[STATED PROBLEM] Continue the blog post on stadium financing in Las Vegas and Orlando, beginning right after its final sentence.

[SELECTED TEXT]
——————

Bank of America’s $650 million stake will be a loan and will not include an equity stake in the team or the stadium.

So, advantage Davis in his ongoing battle with former partner Sheldon Adelson over the stadium they once dreamed of together. (I mean, not literally dreamed the same dreams while asleep, that would be freaky.) It was never entirely clear why Goldman Sachs backed out of lending Davis the money, unless it was out of solidarity with Adelson (which seems awfully non-profiteering of the vampire squid, but maybe), but having a bank that’ll let him borrow $650 million so that he can access $750 million in Nevada tax money is an important step for Davis.

It’s not the final hurdle, though, as he still has to get the Nevada legislature to approve a lease, and his initial proposal is terrible for taxpayers in that he’d keep all stadium revenues and pay only $1 a year in rent, (something that the stadium authority blames on needing to keep the stadium bonds tax-exempt, ha ha ha ow) and also terrible for them in that it has an open-ended “top-tier” state of the art clause that could end up costing the state hundreds of millions of dollars more. Not that either of these are likely to be the main stumbling block with the legislature — they’re more likely to get pissy that their pal Adelson is no longer involved — but it’s something Davis needs to work out before he can take advantage of his new Bank of America card, and it ain’t over till it’s over.

 

 

Orlando SC stadium neighbors hope for economic boost, prepare to be sadly disappointed

Good article with misleading headline alert! From the Orlando Sentinel:

Parramore residents hope stadium will help kick-start community

They do? Will it?

Soccer faithfuls won’t change Parramore’s fortunes by themselves, [Florida State University professor Tim Chapin] said.

“That sounds like a lot of economic activity, but it’s a tiny drop in a very large pond in terms of the economy,” he said. “There will be a few winners in this, but it’s not a rising tide that lifts all boats.”

A quote from Charles Frizzell, owner of a new sports bar across the street, in instructive: “I don’t know if we would have chosen this location, if it wasn’t for the soccer stadium.” Which, if the biggest impact you’re going to have is that people choosing to open sports bars will move over a few blocks to be closer to the stadium, that’s exceedingly meh impact. Plus, opening a sports bar and keeping a sports bar open are two different things: Reporter Jeff Weiner notes that similar hopes were raised by the opening of the Magic‘s Amway Center in 2010, but then mostly dashed:

Draft Global Beer Lounge, despite taxpayer subsidies, fell into debt before closing at the Church Street Parking Garage, which has since been torn down, while Parramore mainstay Johnson’s Diner also failed after moving into the CityView building.

Commissioner Regina Hill, a Parramore native who represents the neighborhood on the City Council, credits a job at the old Amway Arena, which opened in 1989 and was demolished in 2011, with offering her hope as a young woman.

“It was $7-an-hour, part-time, but it gave me the ability to get off that couch and start to feel valuable,” she said.

Now there’s a headline: “Sports facilities bring hope to low-income communities with minimum-wage part-time jobs to get them off the sofa.” Accuracy is so seldom clickbaity.

——————

[SUPPLIED MATERIAL]
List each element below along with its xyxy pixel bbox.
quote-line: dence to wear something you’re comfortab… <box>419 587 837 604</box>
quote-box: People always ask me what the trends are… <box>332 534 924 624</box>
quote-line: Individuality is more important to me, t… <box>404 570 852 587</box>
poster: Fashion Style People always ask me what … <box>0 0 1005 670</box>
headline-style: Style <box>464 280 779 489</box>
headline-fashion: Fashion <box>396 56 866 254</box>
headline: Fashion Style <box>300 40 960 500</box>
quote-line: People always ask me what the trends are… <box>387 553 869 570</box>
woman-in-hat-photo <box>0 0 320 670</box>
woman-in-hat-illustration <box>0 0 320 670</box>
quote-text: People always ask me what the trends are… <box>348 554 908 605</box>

——————

[EXPECTED OUTPUT]
Hartford Yard Goats stadium may actually get finished, legal battle never will

And last but not least for the week, it’s time to check in with the ongoing Hartford Yard Goats stadium saga, which never fails to entertain. This week: FBI investigations and more lawsuit news!

  • The FBI has launched an investigation into now-fired developer Centerplan’s handling of stadium construction, one that Hartford Mayor Luke Bronin says was “prompted by information proactively shared by the City of Hartford.” In other words, Bronin tipped off the FBI to please look into these clowns to see if the public money that disappeared while in their hands was actually embezzled; the FBI said, sure, we don’t have much else going on right now.
  • Centerplan has upped the amount of money they’re demanding in their lawsuit against the city of Hartford, now asking for $90 million on the grounds they coulda finished the stadium, really, if the city didn’t keep giving them change orders.

At last word, at least, the stadium was on track to be ready for opening day on April 13, which means the Yard Goats may finally play a home game one of these days. Although:

[Arch Insurance senior vice president Patrick] Nails did offer one bit of concerning news, saying they are still finding minor defects in construction that the contractors are addressing.

“They’re pretty minor but the fact that we’re finding them is a concern,” he said.

Chompers and Chew Chew were not immediately available for comment.

Investigation continues into bird death toll of serial bird-killing Vikings stadium

If you like “When did you stop beating your wife?” stories, you’ll love how things are playing out in Minnesota, where the debate is now raging over exactly how many birds the Vikings stadium is killing each year:

  • The original report found 60 dead birds in a two-month period last summer and fall, which would amount to 360 dead birds a year. But! That was during peak migration season, so maybe it’s fewer dead birds than that. But also! That figure does not include “birds removed by maintenance staff, security guards, and scavengers,” or birds that are stunned only to fly away and die later, so maybe it’s more dead birds than that.
  • The Vikings have issued a statement saying that the report isn’t fair, because “it is not possible to make this conclusion based on intermittent monitoring with no direct comparisons for the same time period at other buildings.” Sure, our building kills birds, but maybe other buildings kill even more birds. ARREST THE REAL BIRD-KILLERS!

More dead bird news as it becomes available, hopefully after someone completes a poll of area cats to ask their annual bird consumption.

Arizona officials just can’t quit looking for ways to throw tax money at Coyotes

So many vague rumors and whinging going on around the Arizona Coyotes‘ attempts to get somebody else to pay for building them a new arena against the will of state residents so that they don’t have to play in their perfectly good old one, I’ve gotta go to bullet points:

  • Coyotes execs have met with Mesa City Manager Chris Brady to discuss a new arena! Twice! Mesa Mayor John Giles chimed in, “If I were the Coyotes, I know I would want to be there. But whether it’s a good deal for Mesa or not is something that we’ll have to look into.” Which seems to be code for “If the state legislature agrees to foot most of the bill with sales-tax kickbacks, sure we’ll consider it,” but way too soon to tell about any of this.
  • The city of Phoenix has extended its contract with Barrett Sports Group to explore whether to renovate the Suns‘ arena, and possibly try to make it more workable for hockey. Again, this is not a plan, or even a plan for a plan, but they’re looking into it.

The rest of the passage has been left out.